> [ASSIGNED TASK]: In the passage on the ivory trade, what price do Asian markets pay per kilogram of raw ivory?

--- PASSAGE PROVIDED ---

Militia men and soldiers are not the only opportunists; subsistence poaching attracts destitute rural individuals looking to make some money to satisfy the immediate needs of their family, adding another troubling social dynamic to the trade. Some may target an animal with the knowledge that they will be able to sell it to a trafficking network. These individuals may face punishment if they are caught, but the wider web of the trafficking syndicate remains unharmed as the individual is paid based on his success.

Notwithstanding efforts by the 1975 Convention on International Trade in Endangered Species of Wild Fauna and Flora (CITES), ivory trade is legal in countries including Japan, Vietnam, Thailand, and a selection of States in the US. Seen as a luxury item across Asia, licit and illicit ivory trade thrives; Asian markets pay between USD 600 and USD 700 per kilogram for raw ivory, making Kenya's elephants prime targets for trafficking rings. The ‘super-tuskers’ - large tusked bulls - who commonly carry in excess of 100 kilograms of ivory, have been driven to extinction by human demand; only small-tusked elephants are born today and, increasingly, elephants will grow no tusks at all. 

China has long been accused of driving the staggering 90% decline in elephant populations in the past century. Referring to China’s role, Traffic declared “indeed, not since colonial times, have foreign nationals played such a decisive role in Africa’s ivory trade.” However, since China’s 2016 ivory ban, and the subsequent drop by 50% in recorded trade, China cannot take sole blame. The ban pushed the ivory trade into Myanmar, Thailand and Vietnam. Japan now boasts one of the world’s largest legal domestic ivory markets. Whole ivory tusks must be registered before sale, but lenient regulations do not require verifiable proof of how, where, or when the elephant tusk was acquired. Carved ivory items are traded without regulation. Although most legal ivory markets only allow the trade of existing ivory, loopholes and poor enforcement allow for significant injections of new ivory into the market, thus retaining the demand for poaching. Albeit on a much smaller scale, some countries, notably in the MENA region - including Egypt and the UAE - are understood to facilitate the trading and transport of ivory throughout the region. 

Closer to home in East Africa, the problem is similarly endemic. Unlike Kenya who destroyed significant quantities of impounded ivory 1989 (12 tons), 1991 (6.8 tons), 2011 (5 tons), and 2016 (105 tons), Tanzania maintains one of the largest recorded stockpiles of ivory worldwide, claiming that - should a buyer come forward - the value is destined for conservation initiatives. Evidence suggests that the government-held cache houses more than 90 tons of ivory, valued at over USD 50 million.

--- SUPPLIED INFORMATION ---

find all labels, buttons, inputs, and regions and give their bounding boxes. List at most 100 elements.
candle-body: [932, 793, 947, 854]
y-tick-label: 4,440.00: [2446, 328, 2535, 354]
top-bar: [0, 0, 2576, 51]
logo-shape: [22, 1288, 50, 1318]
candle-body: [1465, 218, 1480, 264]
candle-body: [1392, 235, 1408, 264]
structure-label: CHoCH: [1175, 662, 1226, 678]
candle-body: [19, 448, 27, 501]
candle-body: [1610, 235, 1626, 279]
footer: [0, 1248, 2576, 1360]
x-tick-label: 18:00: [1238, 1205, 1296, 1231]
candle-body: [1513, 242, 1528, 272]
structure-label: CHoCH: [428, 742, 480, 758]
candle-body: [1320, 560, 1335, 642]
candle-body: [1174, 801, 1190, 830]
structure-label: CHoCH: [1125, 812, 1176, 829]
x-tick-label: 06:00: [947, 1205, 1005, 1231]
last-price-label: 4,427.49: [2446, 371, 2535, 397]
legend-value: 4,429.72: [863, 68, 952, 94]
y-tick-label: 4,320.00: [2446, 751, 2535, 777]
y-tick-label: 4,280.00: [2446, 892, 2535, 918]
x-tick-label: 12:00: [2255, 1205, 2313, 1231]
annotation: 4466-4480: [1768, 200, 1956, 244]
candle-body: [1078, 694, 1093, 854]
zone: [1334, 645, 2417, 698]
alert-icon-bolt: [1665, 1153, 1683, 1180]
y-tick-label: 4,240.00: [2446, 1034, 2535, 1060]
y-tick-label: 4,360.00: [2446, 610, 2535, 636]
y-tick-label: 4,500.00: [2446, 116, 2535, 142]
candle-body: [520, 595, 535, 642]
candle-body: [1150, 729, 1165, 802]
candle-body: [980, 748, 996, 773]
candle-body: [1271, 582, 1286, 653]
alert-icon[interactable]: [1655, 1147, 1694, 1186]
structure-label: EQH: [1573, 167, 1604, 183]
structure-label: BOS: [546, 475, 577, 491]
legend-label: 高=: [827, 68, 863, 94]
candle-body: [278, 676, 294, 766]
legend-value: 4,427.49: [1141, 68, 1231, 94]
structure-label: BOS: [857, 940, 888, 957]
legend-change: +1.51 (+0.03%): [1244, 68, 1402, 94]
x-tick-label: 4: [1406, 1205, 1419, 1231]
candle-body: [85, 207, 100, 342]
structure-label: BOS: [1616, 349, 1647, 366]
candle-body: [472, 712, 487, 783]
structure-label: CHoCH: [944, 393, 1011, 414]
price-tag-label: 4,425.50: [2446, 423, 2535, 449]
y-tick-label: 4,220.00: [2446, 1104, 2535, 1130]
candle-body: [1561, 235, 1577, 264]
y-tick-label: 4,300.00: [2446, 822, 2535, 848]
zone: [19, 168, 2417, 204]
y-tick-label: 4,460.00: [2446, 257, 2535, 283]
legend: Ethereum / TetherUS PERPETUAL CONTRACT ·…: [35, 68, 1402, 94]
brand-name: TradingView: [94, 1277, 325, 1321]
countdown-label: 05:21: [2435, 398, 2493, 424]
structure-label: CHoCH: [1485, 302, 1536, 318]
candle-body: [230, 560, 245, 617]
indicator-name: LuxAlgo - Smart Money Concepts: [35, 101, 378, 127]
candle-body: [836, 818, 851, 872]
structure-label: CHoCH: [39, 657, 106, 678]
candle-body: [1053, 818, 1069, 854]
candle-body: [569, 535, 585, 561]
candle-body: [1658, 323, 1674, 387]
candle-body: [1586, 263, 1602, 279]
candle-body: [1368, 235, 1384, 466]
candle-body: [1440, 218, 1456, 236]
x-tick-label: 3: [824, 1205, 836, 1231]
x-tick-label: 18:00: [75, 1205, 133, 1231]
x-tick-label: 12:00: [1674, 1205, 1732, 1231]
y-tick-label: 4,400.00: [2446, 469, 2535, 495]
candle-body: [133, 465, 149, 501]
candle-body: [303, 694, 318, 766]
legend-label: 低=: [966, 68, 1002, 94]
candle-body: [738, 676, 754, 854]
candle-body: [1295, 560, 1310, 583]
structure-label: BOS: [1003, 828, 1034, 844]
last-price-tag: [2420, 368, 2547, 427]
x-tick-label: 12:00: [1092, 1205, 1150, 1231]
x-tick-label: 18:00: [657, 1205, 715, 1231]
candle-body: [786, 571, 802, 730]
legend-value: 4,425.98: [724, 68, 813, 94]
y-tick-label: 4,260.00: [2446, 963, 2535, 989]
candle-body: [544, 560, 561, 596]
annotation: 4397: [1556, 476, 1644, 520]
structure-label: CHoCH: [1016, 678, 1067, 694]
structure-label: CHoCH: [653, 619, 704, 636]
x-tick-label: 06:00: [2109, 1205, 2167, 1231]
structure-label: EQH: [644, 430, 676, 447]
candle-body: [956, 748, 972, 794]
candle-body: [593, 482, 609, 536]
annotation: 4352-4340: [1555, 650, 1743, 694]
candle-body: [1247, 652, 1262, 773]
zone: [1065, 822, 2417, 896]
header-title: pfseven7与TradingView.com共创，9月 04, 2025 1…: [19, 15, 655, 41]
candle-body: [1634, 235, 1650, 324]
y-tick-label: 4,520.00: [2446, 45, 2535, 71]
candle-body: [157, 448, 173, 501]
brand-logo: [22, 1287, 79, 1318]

---

> [TASK RESULT]: Between USD 600 and USD 700 per kilogram.